§ **What you have to do**:
Your task is to copy every line of the entries that contains "已知定义在".

§ **Data excerpts**:
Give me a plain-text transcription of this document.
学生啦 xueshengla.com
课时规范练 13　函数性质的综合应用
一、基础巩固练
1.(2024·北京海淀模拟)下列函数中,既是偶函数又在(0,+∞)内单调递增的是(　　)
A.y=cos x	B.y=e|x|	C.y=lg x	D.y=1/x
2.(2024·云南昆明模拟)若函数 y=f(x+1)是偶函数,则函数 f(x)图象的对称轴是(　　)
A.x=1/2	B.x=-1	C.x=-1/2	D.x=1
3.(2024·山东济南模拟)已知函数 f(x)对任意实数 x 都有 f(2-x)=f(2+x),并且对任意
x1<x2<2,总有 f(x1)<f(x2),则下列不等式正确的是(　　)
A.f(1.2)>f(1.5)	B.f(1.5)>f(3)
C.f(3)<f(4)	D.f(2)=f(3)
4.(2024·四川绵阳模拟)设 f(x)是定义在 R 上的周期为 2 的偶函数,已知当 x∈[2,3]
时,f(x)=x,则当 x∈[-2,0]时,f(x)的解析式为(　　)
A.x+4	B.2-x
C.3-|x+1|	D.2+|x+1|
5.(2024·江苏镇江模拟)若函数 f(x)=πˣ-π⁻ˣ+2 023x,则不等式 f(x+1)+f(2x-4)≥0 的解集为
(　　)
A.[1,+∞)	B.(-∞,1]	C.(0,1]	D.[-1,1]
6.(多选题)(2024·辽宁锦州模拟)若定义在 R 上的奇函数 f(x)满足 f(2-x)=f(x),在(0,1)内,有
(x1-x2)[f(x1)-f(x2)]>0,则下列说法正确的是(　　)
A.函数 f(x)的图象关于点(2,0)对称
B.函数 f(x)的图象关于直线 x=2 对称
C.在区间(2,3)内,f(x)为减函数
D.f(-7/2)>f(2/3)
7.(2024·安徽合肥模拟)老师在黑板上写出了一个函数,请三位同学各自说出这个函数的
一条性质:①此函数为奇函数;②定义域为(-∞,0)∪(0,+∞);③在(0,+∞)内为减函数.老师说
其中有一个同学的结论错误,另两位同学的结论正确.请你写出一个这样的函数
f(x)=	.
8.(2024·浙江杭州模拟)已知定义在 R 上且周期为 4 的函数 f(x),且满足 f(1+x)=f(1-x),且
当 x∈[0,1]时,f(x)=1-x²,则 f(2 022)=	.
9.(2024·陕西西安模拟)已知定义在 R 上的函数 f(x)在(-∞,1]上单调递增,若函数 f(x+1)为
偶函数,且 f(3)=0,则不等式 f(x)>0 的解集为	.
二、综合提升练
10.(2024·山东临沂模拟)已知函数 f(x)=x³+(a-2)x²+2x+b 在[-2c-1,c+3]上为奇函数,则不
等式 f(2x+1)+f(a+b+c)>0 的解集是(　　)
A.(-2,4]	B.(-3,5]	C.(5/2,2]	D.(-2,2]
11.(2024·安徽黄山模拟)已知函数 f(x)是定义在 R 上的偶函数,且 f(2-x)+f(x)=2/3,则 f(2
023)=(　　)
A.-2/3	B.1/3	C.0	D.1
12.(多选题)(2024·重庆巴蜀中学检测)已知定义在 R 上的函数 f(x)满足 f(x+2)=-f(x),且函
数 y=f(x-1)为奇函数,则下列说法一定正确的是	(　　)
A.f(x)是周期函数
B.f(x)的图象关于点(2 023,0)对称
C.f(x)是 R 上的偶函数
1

§ **Full output**:
8.(2024·浙江杭州模拟)已知定义在 R 上且周期为 4 的函数 f(x),且满足 f(1+x)=f(1-x),且
9.(2024·陕西西安模拟)已知定义在 R 上的函数 f(x)在(-∞,1]上单调递增,若函数 f(x+1)为
12.(多选题)(2024·重庆巴蜀中学检测)已知定义在 R 上的函数 f(x)满足 f(x+2)=-f(x),且函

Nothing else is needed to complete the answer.